'''
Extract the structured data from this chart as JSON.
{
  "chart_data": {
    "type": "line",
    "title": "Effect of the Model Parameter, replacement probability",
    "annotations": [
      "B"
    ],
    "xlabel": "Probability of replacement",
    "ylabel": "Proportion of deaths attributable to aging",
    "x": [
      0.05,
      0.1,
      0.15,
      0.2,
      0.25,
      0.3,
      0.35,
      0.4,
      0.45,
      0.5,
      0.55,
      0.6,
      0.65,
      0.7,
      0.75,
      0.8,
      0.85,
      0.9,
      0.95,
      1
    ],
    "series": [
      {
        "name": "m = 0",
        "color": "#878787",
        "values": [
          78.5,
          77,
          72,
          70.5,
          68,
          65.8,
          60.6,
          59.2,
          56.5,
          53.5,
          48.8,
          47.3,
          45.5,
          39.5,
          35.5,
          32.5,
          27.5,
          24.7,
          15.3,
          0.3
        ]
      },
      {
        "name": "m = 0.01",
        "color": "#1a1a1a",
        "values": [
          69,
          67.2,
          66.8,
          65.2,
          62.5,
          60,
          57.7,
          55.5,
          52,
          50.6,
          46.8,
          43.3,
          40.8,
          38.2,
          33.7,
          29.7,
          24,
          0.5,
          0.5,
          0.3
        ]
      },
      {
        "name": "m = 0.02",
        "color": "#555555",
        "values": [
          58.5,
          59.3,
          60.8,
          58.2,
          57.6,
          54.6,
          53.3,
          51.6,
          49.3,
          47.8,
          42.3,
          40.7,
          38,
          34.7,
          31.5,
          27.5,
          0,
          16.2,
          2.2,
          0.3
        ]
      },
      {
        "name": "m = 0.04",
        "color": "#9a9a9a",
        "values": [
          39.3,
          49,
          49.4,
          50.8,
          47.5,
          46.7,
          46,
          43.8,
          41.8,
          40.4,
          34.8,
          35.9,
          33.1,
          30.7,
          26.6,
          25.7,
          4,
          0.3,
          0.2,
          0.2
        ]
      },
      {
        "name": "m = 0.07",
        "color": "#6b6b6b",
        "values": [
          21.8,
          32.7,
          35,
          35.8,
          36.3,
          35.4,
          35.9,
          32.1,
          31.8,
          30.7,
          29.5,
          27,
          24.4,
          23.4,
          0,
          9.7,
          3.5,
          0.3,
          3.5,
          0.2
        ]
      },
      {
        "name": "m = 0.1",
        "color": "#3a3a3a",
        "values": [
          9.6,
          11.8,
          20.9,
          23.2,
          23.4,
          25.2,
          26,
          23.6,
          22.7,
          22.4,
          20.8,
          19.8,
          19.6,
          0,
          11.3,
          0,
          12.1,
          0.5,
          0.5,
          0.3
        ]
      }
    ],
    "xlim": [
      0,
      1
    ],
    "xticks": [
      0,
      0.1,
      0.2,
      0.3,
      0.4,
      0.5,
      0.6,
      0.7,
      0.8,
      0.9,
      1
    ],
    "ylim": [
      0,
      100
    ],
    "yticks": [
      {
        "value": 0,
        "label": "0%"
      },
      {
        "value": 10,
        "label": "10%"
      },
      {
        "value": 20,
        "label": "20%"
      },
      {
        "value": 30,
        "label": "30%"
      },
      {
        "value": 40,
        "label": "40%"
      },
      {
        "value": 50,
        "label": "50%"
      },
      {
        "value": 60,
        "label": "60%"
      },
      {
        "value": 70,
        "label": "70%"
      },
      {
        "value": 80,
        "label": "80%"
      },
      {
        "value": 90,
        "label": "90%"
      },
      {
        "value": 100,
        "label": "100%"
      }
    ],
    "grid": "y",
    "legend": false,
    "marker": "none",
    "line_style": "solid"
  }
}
'''
▸ **The request**:
In the records above, find the lines containing "color" and copy them.

▸ **Solved exercise**:
        "color": "#878787",
        "color": "#1a1a1a",
        "color": "#555555",
        "color": "#9a9a9a",
        "color": "#6b6b6b",
        "color": "#3a3a3a",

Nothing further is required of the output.